*Material provided*
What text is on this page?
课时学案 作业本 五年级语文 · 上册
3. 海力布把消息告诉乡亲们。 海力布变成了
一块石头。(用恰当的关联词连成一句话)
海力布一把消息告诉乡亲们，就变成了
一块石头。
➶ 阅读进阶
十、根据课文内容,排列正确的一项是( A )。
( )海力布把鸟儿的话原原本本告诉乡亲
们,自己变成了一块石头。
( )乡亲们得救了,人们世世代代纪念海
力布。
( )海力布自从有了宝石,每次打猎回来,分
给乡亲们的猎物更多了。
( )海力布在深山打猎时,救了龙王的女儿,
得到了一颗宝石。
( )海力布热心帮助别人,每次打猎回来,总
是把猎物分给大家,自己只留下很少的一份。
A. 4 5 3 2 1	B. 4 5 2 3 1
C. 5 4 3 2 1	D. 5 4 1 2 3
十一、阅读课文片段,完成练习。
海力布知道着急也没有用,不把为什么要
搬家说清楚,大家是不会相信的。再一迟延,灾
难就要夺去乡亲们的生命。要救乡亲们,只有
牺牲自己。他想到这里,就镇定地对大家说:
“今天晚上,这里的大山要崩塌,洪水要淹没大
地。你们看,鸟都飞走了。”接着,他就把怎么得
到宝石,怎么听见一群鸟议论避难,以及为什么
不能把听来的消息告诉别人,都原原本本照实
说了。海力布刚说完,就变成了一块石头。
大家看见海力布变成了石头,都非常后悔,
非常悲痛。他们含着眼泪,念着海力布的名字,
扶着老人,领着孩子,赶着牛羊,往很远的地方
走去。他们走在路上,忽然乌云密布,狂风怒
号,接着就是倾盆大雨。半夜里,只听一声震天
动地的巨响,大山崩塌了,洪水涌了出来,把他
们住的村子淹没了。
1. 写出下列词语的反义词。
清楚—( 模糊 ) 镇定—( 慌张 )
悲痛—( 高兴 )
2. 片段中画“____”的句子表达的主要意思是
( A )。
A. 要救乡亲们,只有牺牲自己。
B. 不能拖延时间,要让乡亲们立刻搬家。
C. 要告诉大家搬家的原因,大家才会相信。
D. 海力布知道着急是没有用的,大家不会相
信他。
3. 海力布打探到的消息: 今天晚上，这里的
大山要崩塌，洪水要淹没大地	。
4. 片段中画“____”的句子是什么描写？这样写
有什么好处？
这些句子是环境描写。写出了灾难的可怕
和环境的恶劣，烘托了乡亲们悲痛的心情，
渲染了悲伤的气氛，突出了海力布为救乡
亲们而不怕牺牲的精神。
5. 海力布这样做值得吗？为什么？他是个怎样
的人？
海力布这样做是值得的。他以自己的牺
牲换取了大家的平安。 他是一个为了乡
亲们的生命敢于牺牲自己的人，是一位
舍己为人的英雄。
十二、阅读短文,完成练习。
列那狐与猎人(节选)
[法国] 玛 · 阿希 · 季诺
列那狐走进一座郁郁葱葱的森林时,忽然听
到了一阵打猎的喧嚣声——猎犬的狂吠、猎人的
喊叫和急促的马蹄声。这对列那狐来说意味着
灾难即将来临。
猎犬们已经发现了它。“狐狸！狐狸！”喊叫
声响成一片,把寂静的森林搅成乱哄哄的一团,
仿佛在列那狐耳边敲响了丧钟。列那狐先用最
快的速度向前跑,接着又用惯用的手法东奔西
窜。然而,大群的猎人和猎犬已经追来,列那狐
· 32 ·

*Objective*
Recite the full listing above exactly.

*Result for this task*
What text is on this page?
课时学案 作业本 五年级语文 · 上册
3. 海力布把消息告诉乡亲们。 海力布变成了
一块石头。(用恰当的关联词连成一句话)
海力布一把消息告诉乡亲们，就变成了
一块石头。
➶ 阅读进阶
十、根据课文内容,排列正确的一项是( A )。
( )海力布把鸟儿的话原原本本告诉乡亲
们,自己变成了一块石头。
( )乡亲们得救了,人们世世代代纪念海
力布。
( )海力布自从有了宝石,每次打猎回来,分
给乡亲们的猎物更多了。
( )海力布在深山打猎时,救了龙王的女儿,
得到了一颗宝石。
( )海力布热心帮助别人,每次打猎回来,总
是把猎物分给大家,自己只留下很少的一份。
A. 4 5 3 2 1	B. 4 5 2 3 1
C. 5 4 3 2 1	D. 5 4 1 2 3
十一、阅读课文片段,完成练习。
海力布知道着急也没有用,不把为什么要
搬家说清楚,大家是不会相信的。再一迟延,灾
难就要夺去乡亲们的生命。要救乡亲们,只有
牺牲自己。他想到这里,就镇定地对大家说:
“今天晚上,这里的大山要崩塌,洪水要淹没大
地。你们看,鸟都飞走了。”接着,他就把怎么得
到宝石,怎么听见一群鸟议论避难,以及为什么
不能把听来的消息告诉别人,都原原本本照实
说了。海力布刚说完,就变成了一块石头。
大家看见海力布变成了石头,都非常后悔,
非常悲痛。他们含着眼泪,念着海力布的名字,
扶着老人,领着孩子,赶着牛羊,往很远的地方
走去。他们走在路上,忽然乌云密布,狂风怒
号,接着就是倾盆大雨。半夜里,只听一声震天
动地的巨响,大山崩塌了,洪水涌了出来,把他
们住的村子淹没了。
1. 写出下列词语的反义词。
清楚—( 模糊 ) 镇定—( 慌张 )
悲痛—( 高兴 )
2. 片段中画“____”的句子表达的主要意思是
( A )。
A. 要救乡亲们,只有牺牲自己。
B. 不能拖延时间,要让乡亲们立刻搬家。
C. 要告诉大家搬家的原因,大家才会相信。
D. 海力布知道着急是没有用的,大家不会相
信他。
3. 海力布打探到的消息: 今天晚上，这里的
大山要崩塌，洪水要淹没大地	。
4. 片段中画“____”的句子是什么描写？这样写
有什么好处？
这些句子是环境描写。写出了灾难的可怕
和环境的恶劣，烘托了乡亲们悲痛的心情，
渲染了悲伤的气氛，突出了海力布为救乡
亲们而不怕牺牲的精神。
5. 海力布这样做值得吗？为什么？他是个怎样
的人？
海力布这样做是值得的。他以自己的牺
牲换取了大家的平安。 他是一个为了乡
亲们的生命敢于牺牲自己的人，是一位
舍己为人的英雄。
十二、阅读短文,完成练习。
列那狐与猎人(节选)
[法国] 玛 · 阿希 · 季诺
列那狐走进一座郁郁葱葱的森林时,忽然听
到了一阵打猎的喧嚣声——猎犬的狂吠、猎人的
喊叫和急促的马蹄声。这对列那狐来说意味着
灾难即将来临。
猎犬们已经发现了它。“狐狸！狐狸！”喊叫
声响成一片,把寂静的森林搅成乱哄哄的一团,
仿佛在列那狐耳边敲响了丧钟。列那狐先用最
快的速度向前跑,接着又用惯用的手法东奔西
窜。然而,大群的猎人和猎犬已经追来,列那狐
· 32 ·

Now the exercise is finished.